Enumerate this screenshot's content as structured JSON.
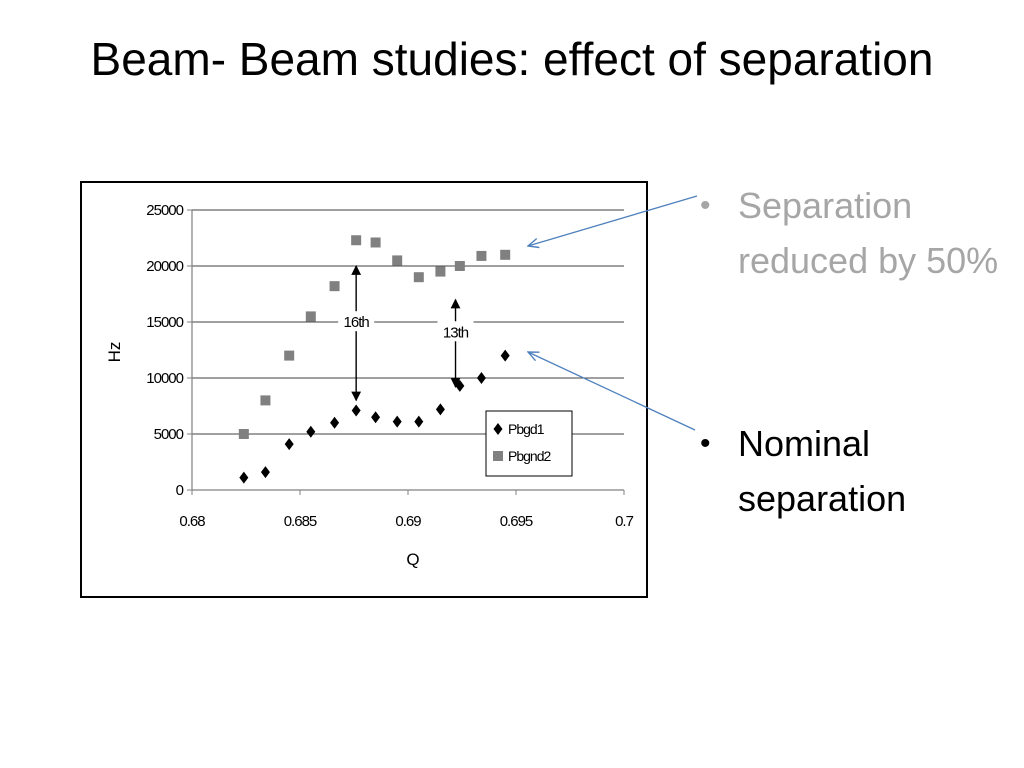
{
  "slide": {
    "title": "Beam- Beam studies: effect of separation"
  },
  "bullets": [
    {
      "text": "Separation reduced by 50%",
      "color": "#a6a6a6"
    },
    {
      "text": "Nominal separation",
      "color": "#000000"
    }
  ],
  "chart_data": {
    "type": "scatter",
    "xlabel": "Q",
    "ylabel": "Hz",
    "xlim": [
      0.68,
      0.7
    ],
    "ylim": [
      0,
      25000
    ],
    "x_ticks": [
      "0.68",
      "0.685",
      "0.69",
      "0.695",
      "0.7"
    ],
    "x_tick_values": [
      0.68,
      0.685,
      0.69,
      0.695,
      0.7
    ],
    "y_ticks": [
      "0",
      "5000",
      "10000",
      "15000",
      "20000",
      "25000"
    ],
    "y_tick_values": [
      0,
      5000,
      10000,
      15000,
      20000,
      25000
    ],
    "grid": "horizontal",
    "legend_position": "bottom-right",
    "series": [
      {
        "name": "Pbgd1",
        "marker": "diamond",
        "color": "#000000",
        "x": [
          0.6824,
          0.6834,
          0.6845,
          0.6855,
          0.6866,
          0.6876,
          0.6885,
          0.6895,
          0.6905,
          0.6915,
          0.6924,
          0.6934,
          0.6945
        ],
        "y": [
          1100,
          1600,
          4100,
          5200,
          6000,
          7100,
          6500,
          6100,
          6100,
          7200,
          9300,
          10000,
          12000
        ]
      },
      {
        "name": "Pbgnd2",
        "marker": "square",
        "color": "#808080",
        "x": [
          0.6824,
          0.6834,
          0.6845,
          0.6855,
          0.6866,
          0.6876,
          0.6885,
          0.6895,
          0.6905,
          0.6915,
          0.6924,
          0.6934,
          0.6945
        ],
        "y": [
          5000,
          8000,
          12000,
          15500,
          18200,
          22300,
          22100,
          20500,
          19000,
          19500,
          20000,
          20900,
          21000
        ]
      }
    ],
    "annotations": [
      {
        "label": "16th",
        "x": 0.6876,
        "y_top": 20000,
        "y_bottom": 8000
      },
      {
        "label": "13th",
        "x": 0.6922,
        "y_top": 17000,
        "y_bottom": 9200
      }
    ]
  }
}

_Directive_
Copy all the lines above that hold the string "color".

_Solution to this problem_
      "color": "#a6a6a6"
      "color": "#000000"
        "color": "#000000",
        "color": "#808080",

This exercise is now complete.